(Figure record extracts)

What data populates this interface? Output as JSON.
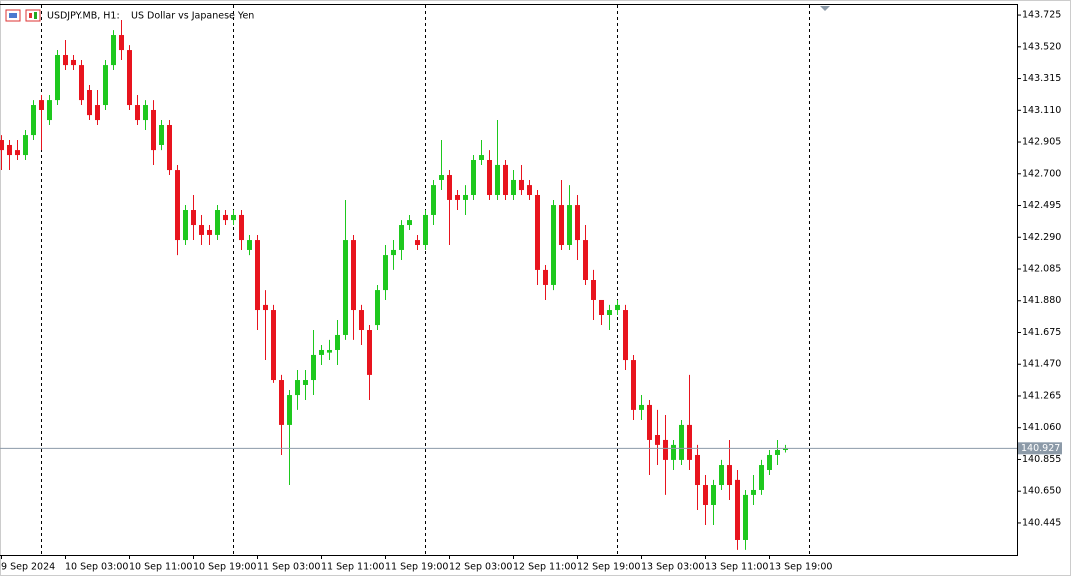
{
  "chart_data": {
    "type": "candlestick",
    "title": "USDJPY.MB, H1:",
    "subtitle": "US Dollar vs Japanese Yen",
    "categories": [
      "9 Sep 2024",
      null,
      null,
      null,
      null,
      null,
      null,
      null,
      "10 Sep 03:00",
      null,
      null,
      null,
      null,
      null,
      null,
      null,
      "10 Sep 11:00",
      null,
      null,
      null,
      null,
      null,
      null,
      null,
      "10 Sep 19:00",
      null,
      null,
      null,
      null,
      null,
      null,
      null,
      "11 Sep 03:00",
      null,
      null,
      null,
      null,
      null,
      null,
      null,
      "11 Sep 11:00",
      null,
      null,
      null,
      null,
      null,
      null,
      null,
      "11 Sep 19:00",
      null,
      null,
      null,
      null,
      null,
      null,
      null,
      "12 Sep 03:00",
      null,
      null,
      null,
      null,
      null,
      null,
      null,
      "12 Sep 11:00",
      null,
      null,
      null,
      null,
      null,
      null,
      null,
      "12 Sep 19:00",
      null,
      null,
      null,
      null,
      null,
      null,
      null,
      "13 Sep 03:00",
      null,
      null,
      null,
      null,
      null,
      null,
      null,
      "13 Sep 11:00",
      null,
      null,
      null,
      null,
      null,
      null,
      null,
      "13 Sep 19:00",
      null,
      null
    ],
    "open": [
      142.918,
      142.886,
      142.853,
      142.821,
      142.95,
      143.176,
      143.047,
      143.176,
      143.467,
      143.435,
      143.402,
      143.241,
      143.144,
      143.144,
      143.402,
      143.596,
      143.499,
      143.144,
      143.047,
      143.112,
      142.886,
      143.015,
      142.724,
      142.272,
      142.466,
      142.369,
      142.337,
      142.305,
      142.434,
      142.401,
      142.434,
      142.208,
      142.272,
      141.853,
      141.82,
      141.368,
      141.078,
      141.271,
      141.336,
      141.368,
      141.53,
      141.545,
      141.562,
      141.659,
      142.272,
      141.82,
      141.691,
      141.723,
      141.949,
      142.175,
      142.208,
      142.369,
      142.272,
      142.24,
      142.434,
      142.66,
      142.692,
      142.563,
      142.531,
      142.563,
      142.789,
      142.789,
      142.563,
      142.757,
      142.563,
      142.66,
      142.627,
      142.563,
      142.079,
      141.982,
      142.498,
      142.24,
      142.498,
      142.272,
      142.014,
      141.885,
      141.788,
      141.82,
      141.82,
      141.497,
      141.175,
      141.207,
      141.013,
      140.981,
      140.852,
      140.852,
      141.078,
      140.884,
      140.69,
      140.561,
      140.69,
      140.819,
      140.723,
      140.335,
      140.626,
      140.658,
      140.787,
      140.884,
      140.916
    ],
    "high": [
      142.95,
      142.918,
      142.918,
      142.983,
      143.176,
      143.209,
      143.209,
      143.499,
      143.564,
      143.467,
      143.435,
      143.273,
      143.241,
      143.435,
      143.628,
      143.693,
      143.531,
      143.209,
      143.176,
      143.176,
      143.047,
      143.047,
      142.757,
      142.498,
      142.563,
      142.434,
      142.369,
      142.498,
      142.466,
      142.466,
      142.466,
      142.305,
      142.305,
      141.949,
      141.853,
      141.401,
      141.304,
      141.433,
      141.433,
      141.691,
      141.594,
      141.627,
      141.756,
      142.531,
      142.305,
      141.853,
      141.723,
      141.982,
      142.24,
      142.272,
      142.401,
      142.434,
      142.305,
      142.466,
      142.66,
      142.918,
      142.724,
      142.595,
      142.627,
      142.821,
      142.918,
      142.853,
      143.047,
      142.789,
      142.724,
      142.757,
      142.66,
      142.595,
      142.111,
      142.531,
      142.66,
      142.627,
      142.563,
      142.369,
      142.079,
      141.885,
      141.853,
      141.885,
      141.853,
      141.53,
      141.271,
      141.239,
      141.175,
      141.142,
      140.981,
      141.11,
      141.401,
      140.949,
      140.755,
      140.723,
      140.852,
      140.981,
      140.787,
      140.658,
      140.755,
      140.852,
      140.916,
      140.981,
      140.949
    ],
    "low": [
      142.724,
      142.724,
      142.789,
      142.789,
      142.918,
      142.853,
      143.015,
      143.144,
      143.37,
      143.37,
      143.144,
      143.047,
      143.015,
      143.112,
      143.37,
      143.435,
      143.112,
      143.015,
      142.983,
      142.757,
      142.853,
      142.692,
      142.175,
      142.24,
      142.272,
      142.24,
      142.24,
      142.272,
      142.369,
      142.369,
      142.208,
      142.175,
      141.691,
      141.497,
      141.35,
      140.884,
      140.69,
      141.175,
      141.239,
      141.271,
      141.465,
      141.497,
      141.465,
      141.627,
      141.627,
      141.594,
      141.239,
      141.691,
      141.885,
      142.079,
      142.143,
      142.337,
      142.208,
      142.208,
      142.369,
      142.595,
      142.24,
      142.466,
      142.434,
      142.531,
      142.757,
      142.531,
      142.531,
      142.531,
      142.531,
      142.563,
      142.531,
      141.982,
      141.885,
      141.949,
      142.208,
      142.208,
      142.143,
      141.982,
      141.756,
      141.723,
      141.691,
      141.788,
      141.433,
      141.11,
      141.11,
      140.755,
      140.819,
      140.626,
      140.787,
      140.819,
      140.787,
      140.529,
      140.432,
      140.432,
      140.658,
      140.593,
      140.271,
      140.271,
      140.561,
      140.626,
      140.755,
      140.819,
      140.9
    ],
    "close": [
      142.853,
      142.821,
      142.821,
      142.95,
      143.144,
      143.112,
      143.176,
      143.467,
      143.402,
      143.402,
      143.176,
      143.079,
      143.047,
      143.402,
      143.596,
      143.499,
      143.144,
      143.047,
      143.144,
      142.853,
      143.015,
      142.724,
      142.272,
      142.466,
      142.369,
      142.305,
      142.305,
      142.466,
      142.401,
      142.434,
      142.272,
      142.272,
      141.82,
      141.82,
      141.368,
      141.078,
      141.271,
      141.368,
      141.368,
      141.53,
      141.562,
      141.562,
      141.659,
      142.272,
      141.82,
      141.691,
      141.401,
      141.949,
      142.175,
      142.208,
      142.369,
      142.401,
      142.24,
      142.434,
      142.627,
      142.692,
      142.531,
      142.531,
      142.563,
      142.789,
      142.821,
      142.563,
      142.757,
      142.563,
      142.66,
      142.595,
      142.563,
      142.079,
      141.982,
      142.498,
      142.24,
      142.498,
      142.272,
      142.014,
      141.885,
      141.788,
      141.82,
      141.853,
      141.497,
      141.175,
      141.207,
      140.981,
      140.949,
      140.852,
      140.949,
      141.078,
      140.852,
      140.69,
      140.561,
      140.69,
      140.819,
      140.69,
      140.335,
      140.626,
      140.658,
      140.819,
      140.884,
      140.916,
      140.927
    ],
    "up_color": "#1ec81e",
    "down_color": "#e8141e",
    "last_price": 140.927,
    "last_price_color": "#8c9aa8",
    "ylim": [
      140.238,
      143.79
    ],
    "yticks": [
      143.725,
      {
        "value": 143.52,
        "label": "143.520"
      },
      143.315,
      {
        "value": 143.11,
        "label": "143.110"
      },
      142.905,
      {
        "value": 142.7,
        "label": "142.700"
      },
      142.495,
      {
        "value": 142.29,
        "label": "142.290"
      },
      142.085,
      {
        "value": 141.88,
        "label": "141.880"
      },
      141.675,
      {
        "value": 141.47,
        "label": "141.470"
      },
      141.265,
      {
        "value": 141.06,
        "label": "141.060"
      },
      140.855,
      {
        "value": 140.65,
        "label": "140.650"
      },
      140.445
    ],
    "grid": false
  }
}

*What you need to do:*
Return all lines of the material above in which the word "label" occurs.

*Reply to the task:*
        "label": "143.520"
        "label": "143.110"
        "label": "142.700"
        "label": "142.290"
        "label": "141.880"
        "label": "141.470"
        "label": "141.060"
        "label": "140.650"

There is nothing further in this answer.